Restate every line of the material, word for word.

[Entries from a dataset]
+ + +
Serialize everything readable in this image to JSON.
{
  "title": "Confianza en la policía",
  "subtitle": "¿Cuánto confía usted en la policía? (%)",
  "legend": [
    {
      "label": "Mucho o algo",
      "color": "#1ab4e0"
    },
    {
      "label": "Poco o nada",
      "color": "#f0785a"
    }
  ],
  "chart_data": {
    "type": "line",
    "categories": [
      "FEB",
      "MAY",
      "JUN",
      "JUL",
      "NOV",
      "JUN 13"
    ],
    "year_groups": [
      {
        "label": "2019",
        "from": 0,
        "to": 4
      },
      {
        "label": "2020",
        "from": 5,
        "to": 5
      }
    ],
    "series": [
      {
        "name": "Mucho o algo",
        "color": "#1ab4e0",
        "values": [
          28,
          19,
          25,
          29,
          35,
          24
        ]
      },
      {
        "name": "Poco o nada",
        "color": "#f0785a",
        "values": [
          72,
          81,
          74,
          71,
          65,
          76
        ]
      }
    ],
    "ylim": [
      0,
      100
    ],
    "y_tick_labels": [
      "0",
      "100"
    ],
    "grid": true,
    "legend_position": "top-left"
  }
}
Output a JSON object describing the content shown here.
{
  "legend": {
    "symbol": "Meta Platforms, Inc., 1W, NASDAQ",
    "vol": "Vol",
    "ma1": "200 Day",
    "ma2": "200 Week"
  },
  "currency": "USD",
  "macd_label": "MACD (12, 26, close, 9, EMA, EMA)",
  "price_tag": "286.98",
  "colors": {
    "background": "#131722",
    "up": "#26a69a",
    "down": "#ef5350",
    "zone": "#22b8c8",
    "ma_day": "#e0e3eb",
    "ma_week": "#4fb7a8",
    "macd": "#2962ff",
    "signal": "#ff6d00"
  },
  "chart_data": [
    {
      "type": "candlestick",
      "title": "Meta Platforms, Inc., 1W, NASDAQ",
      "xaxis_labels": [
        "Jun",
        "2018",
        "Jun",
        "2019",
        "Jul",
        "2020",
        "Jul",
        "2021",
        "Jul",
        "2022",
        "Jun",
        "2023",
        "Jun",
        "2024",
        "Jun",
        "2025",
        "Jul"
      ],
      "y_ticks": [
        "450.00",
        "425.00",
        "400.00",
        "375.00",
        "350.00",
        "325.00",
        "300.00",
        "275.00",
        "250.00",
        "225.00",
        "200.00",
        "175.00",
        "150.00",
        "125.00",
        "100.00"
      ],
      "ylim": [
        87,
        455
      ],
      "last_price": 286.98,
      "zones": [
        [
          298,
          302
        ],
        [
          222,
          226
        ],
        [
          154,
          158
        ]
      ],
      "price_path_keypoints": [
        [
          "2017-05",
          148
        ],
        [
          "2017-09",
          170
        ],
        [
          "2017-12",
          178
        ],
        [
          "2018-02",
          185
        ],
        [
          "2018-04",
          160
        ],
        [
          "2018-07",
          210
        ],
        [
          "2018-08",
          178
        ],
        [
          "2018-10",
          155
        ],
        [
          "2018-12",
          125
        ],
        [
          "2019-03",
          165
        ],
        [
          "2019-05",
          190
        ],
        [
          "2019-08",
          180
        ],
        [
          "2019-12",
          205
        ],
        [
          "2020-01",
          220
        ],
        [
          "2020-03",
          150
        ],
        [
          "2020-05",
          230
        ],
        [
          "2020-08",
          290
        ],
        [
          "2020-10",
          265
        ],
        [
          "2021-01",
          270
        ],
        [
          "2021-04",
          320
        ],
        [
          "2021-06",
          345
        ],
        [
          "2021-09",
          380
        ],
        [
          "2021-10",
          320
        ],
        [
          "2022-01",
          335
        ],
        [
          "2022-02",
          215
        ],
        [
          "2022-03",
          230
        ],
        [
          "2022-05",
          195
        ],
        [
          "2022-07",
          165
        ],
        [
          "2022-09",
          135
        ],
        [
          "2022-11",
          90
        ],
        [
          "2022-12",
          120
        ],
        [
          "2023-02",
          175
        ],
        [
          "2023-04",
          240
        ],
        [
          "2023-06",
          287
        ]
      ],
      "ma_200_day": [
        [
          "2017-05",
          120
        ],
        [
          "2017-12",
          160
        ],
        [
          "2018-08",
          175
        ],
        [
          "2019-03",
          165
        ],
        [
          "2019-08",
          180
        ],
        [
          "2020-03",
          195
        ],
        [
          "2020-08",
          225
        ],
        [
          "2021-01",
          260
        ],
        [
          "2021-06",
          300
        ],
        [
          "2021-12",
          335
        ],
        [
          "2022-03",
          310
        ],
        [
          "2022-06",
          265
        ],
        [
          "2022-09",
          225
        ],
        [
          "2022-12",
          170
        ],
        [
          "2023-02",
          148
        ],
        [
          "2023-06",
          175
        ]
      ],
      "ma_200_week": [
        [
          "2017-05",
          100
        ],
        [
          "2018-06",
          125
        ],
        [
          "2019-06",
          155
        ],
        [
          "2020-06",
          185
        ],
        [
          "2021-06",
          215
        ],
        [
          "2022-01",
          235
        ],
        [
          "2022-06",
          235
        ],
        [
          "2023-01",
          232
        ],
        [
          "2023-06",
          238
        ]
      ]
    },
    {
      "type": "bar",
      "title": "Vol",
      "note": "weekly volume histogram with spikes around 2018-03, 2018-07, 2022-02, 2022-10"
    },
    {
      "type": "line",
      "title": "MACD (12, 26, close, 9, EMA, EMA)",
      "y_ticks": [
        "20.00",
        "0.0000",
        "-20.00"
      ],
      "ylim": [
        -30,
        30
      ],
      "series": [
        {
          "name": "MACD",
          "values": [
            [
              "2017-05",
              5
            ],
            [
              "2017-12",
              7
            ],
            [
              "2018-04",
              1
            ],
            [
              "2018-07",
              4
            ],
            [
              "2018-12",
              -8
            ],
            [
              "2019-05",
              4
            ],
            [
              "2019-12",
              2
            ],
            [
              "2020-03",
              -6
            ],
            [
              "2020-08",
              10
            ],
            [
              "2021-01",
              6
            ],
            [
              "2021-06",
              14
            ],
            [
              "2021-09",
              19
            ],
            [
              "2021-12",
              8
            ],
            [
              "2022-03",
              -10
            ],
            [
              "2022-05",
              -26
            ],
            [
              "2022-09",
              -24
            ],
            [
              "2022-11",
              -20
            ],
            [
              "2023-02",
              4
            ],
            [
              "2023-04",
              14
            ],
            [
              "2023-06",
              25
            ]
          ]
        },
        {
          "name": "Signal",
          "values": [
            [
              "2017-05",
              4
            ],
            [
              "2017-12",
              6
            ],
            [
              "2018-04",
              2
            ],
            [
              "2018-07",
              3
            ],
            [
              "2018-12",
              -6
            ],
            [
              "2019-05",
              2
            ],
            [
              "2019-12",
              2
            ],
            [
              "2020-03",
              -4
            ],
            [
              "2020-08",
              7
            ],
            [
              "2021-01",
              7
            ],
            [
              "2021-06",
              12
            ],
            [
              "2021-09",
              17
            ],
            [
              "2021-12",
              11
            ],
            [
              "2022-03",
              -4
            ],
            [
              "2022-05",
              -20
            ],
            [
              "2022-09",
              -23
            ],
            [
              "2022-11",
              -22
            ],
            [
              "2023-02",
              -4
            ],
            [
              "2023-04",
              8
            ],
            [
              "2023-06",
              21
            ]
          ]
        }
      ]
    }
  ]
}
+ + +
[Complete answer]:
Serialize everything readable in this image to JSON.
{
  "title": "Confianza en la policía",
  "subtitle": "¿Cuánto confía usted en la policía? (%)",
  "legend": [
    {
      "label": "Mucho o algo",
      "color": "#1ab4e0"
    },
    {
      "label": "Poco o nada",
      "color": "#f0785a"
    }
  ],
  "chart_data": {
    "type": "line",
    "categories": [
      "FEB",
      "MAY",
      "JUN",
      "JUL",
      "NOV",
      "JUN 13"
    ],
    "year_groups": [
      {
        "label": "2019",
        "from": 0,
        "to": 4
      },
      {
        "label": "2020",
        "from": 5,
        "to": 5
      }
    ],
    "series": [
      {
        "name": "Mucho o algo",
        "color": "#1ab4e0",
        "values": [
          28,
          19,
          25,
          29,
          35,
          24
        ]
      },
      {
        "name": "Poco o nada",
        "color": "#f0785a",
        "values": [
          72,
          81,
          74,
          71,
          65,
          76
        ]
      }
    ],
    "ylim": [
      0,
      100
    ],
    "y_tick_labels": [
      "0",
      "100"
    ],
    "grid": true,
    "legend_position": "top-left"
  }
}
Output a JSON object describing the content shown here.
{
  "legend": {
    "symbol": "Meta Platforms, Inc., 1W, NASDAQ",
    "vol": "Vol",
    "ma1": "200 Day",
    "ma2": "200 Week"
  },
  "currency": "USD",
  "macd_label": "MACD (12, 26, close, 9, EMA, EMA)",
  "price_tag": "286.98",
  "colors": {
    "background": "#131722",
    "up": "#26a69a",
    "down": "#ef5350",
    "zone": "#22b8c8",
    "ma_day": "#e0e3eb",
    "ma_week": "#4fb7a8",
    "macd": "#2962ff",
    "signal": "#ff6d00"
  },
  "chart_data": [
    {
      "type": "candlestick",
      "title": "Meta Platforms, Inc., 1W, NASDAQ",
      "xaxis_labels": [
        "Jun",
        "2018",
        "Jun",
        "2019",
        "Jul",
        "2020",
        "Jul",
        "2021",
        "Jul",
        "2022",
        "Jun",
        "2023",
        "Jun",
        "2024",
        "Jun",
        "2025",
        "Jul"
      ],
      "y_ticks": [
        "450.00",
        "425.00",
        "400.00",
        "375.00",
        "350.00",
        "325.00",
        "300.00",
        "275.00",
        "250.00",
        "225.00",
        "200.00",
        "175.00",
        "150.00",
        "125.00",
        "100.00"
      ],
      "ylim": [
        87,
        455
      ],
      "last_price": 286.98,
      "zones": [
        [
          298,
          302
        ],
        [
          222,
          226
        ],
        [
          154,
          158
        ]
      ],
      "price_path_keypoints": [
        [
          "2017-05",
          148
        ],
        [
          "2017-09",
          170
        ],
        [
          "2017-12",
          178
        ],
        [
          "2018-02",
          185
        ],
        [
          "2018-04",
          160
        ],
        [
          "2018-07",
          210
        ],
        [
          "2018-08",
          178
        ],
        [
          "2018-10",
          155
        ],
        [
          "2018-12",
          125
        ],
        [
          "2019-03",
          165
        ],
        [
          "2019-05",
          190
        ],
        [
          "2019-08",
          180
        ],
        [
          "2019-12",
          205
        ],
        [
          "2020-01",
          220
        ],
        [
          "2020-03",
          150
        ],
        [
          "2020-05",
          230
        ],
        [
          "2020-08",
          290
        ],
        [
          "2020-10",
          265
        ],
        [
          "2021-01",
          270
        ],
        [
          "2021-04",
          320
        ],
        [
          "2021-06",
          345
        ],
        [
          "2021-09",
          380
        ],
        [
          "2021-10",
          320
        ],
        [
          "2022-01",
          335
        ],
        [
          "2022-02",
          215
        ],
        [
          "2022-03",
          230
        ],
        [
          "2022-05",
          195
        ],
        [
          "2022-07",
          165
        ],
        [
          "2022-09",
          135
        ],
        [
          "2022-11",
          90
        ],
        [
          "2022-12",
          120
        ],
        [
          "2023-02",
          175
        ],
        [
          "2023-04",
          240
        ],
        [
          "2023-06",
          287
        ]
      ],
      "ma_200_day": [
        [
          "2017-05",
          120
        ],
        [
          "2017-12",
          160
        ],
        [
          "2018-08",
          175
        ],
        [
          "2019-03",
          165
        ],
        [
          "2019-08",
          180
        ],
        [
          "2020-03",
          195
        ],
        [
          "2020-08",
          225
        ],
        [
          "2021-01",
          260
        ],
        [
          "2021-06",
          300
        ],
        [
          "2021-12",
          335
        ],
        [
          "2022-03",
          310
        ],
        [
          "2022-06",
          265
        ],
        [
          "2022-09",
          225
        ],
        [
          "2022-12",
          170
        ],
        [
          "2023-02",
          148
        ],
        [
          "2023-06",
          175
        ]
      ],
      "ma_200_week": [
        [
          "2017-05",
          100
        ],
        [
          "2018-06",
          125
        ],
        [
          "2019-06",
          155
        ],
        [
          "2020-06",
          185
        ],
        [
          "2021-06",
          215
        ],
        [
          "2022-01",
          235
        ],
        [
          "2022-06",
          235
        ],
        [
          "2023-01",
          232
        ],
        [
          "2023-06",
          238
        ]
      ]
    },
    {
      "type": "bar",
      "title": "Vol",
      "note": "weekly volume histogram with spikes around 2018-03, 2018-07, 2022-02, 2022-10"
    },
    {
      "type": "line",
      "title": "MACD (12, 26, close, 9, EMA, EMA)",
      "y_ticks": [
        "20.00",
        "0.0000",
        "-20.00"
      ],
      "ylim": [
        -30,
        30
      ],
      "series": [
        {
          "name": "MACD",
          "values": [
            [
              "2017-05",
              5
            ],
            [
              "2017-12",
              7
            ],
            [
              "2018-04",
              1
            ],
            [
              "2018-07",
              4
            ],
            [
              "2018-12",
              -8
            ],
            [
              "2019-05",
              4
            ],
            [
              "2019-12",
              2
            ],
            [
              "2020-03",
              -6
            ],
            [
              "2020-08",
              10
            ],
            [
              "2021-01",
              6
            ],
            [
              "2021-06",
              14
            ],
            [
              "2021-09",
              19
            ],
            [
              "2021-12",
              8
            ],
            [
              "2022-03",
              -10
            ],
            [
              "2022-05",
              -26
            ],
            [
              "2022-09",
              -24
            ],
            [
              "2022-11",
              -20
            ],
            [
              "2023-02",
              4
            ],
            [
              "2023-04",
              14
            ],
            [
              "2023-06",
              25
            ]
          ]
        },
        {
          "name": "Signal",
          "values": [
            [
              "2017-05",
              4
            ],
            [
              "2017-12",
              6
            ],
            [
              "2018-04",
              2
            ],
            [
              "2018-07",
              3
            ],
            [
              "2018-12",
              -6
            ],
            [
              "2019-05",
              2
            ],
            [
              "2019-12",
              2
            ],
            [
              "2020-03",
              -4
            ],
            [
              "2020-08",
              7
            ],
            [
              "2021-01",
              7
            ],
            [
              "2021-06",
              12
            ],
            [
              "2021-09",
              17
            ],
            [
              "2021-12",
              11
            ],
            [
              "2022-03",
              -4
            ],
            [
              "2022-05",
              -20
            ],
            [
              "2022-09",
              -23
            ],
            [
              "2022-11",
              -22
            ],
            [
              "2023-02",
              -4
            ],
            [
              "2023-04",
              8
            ],
            [
              "2023-06",
              21
            ]
          ]
        }
      ]
    }
  ]
}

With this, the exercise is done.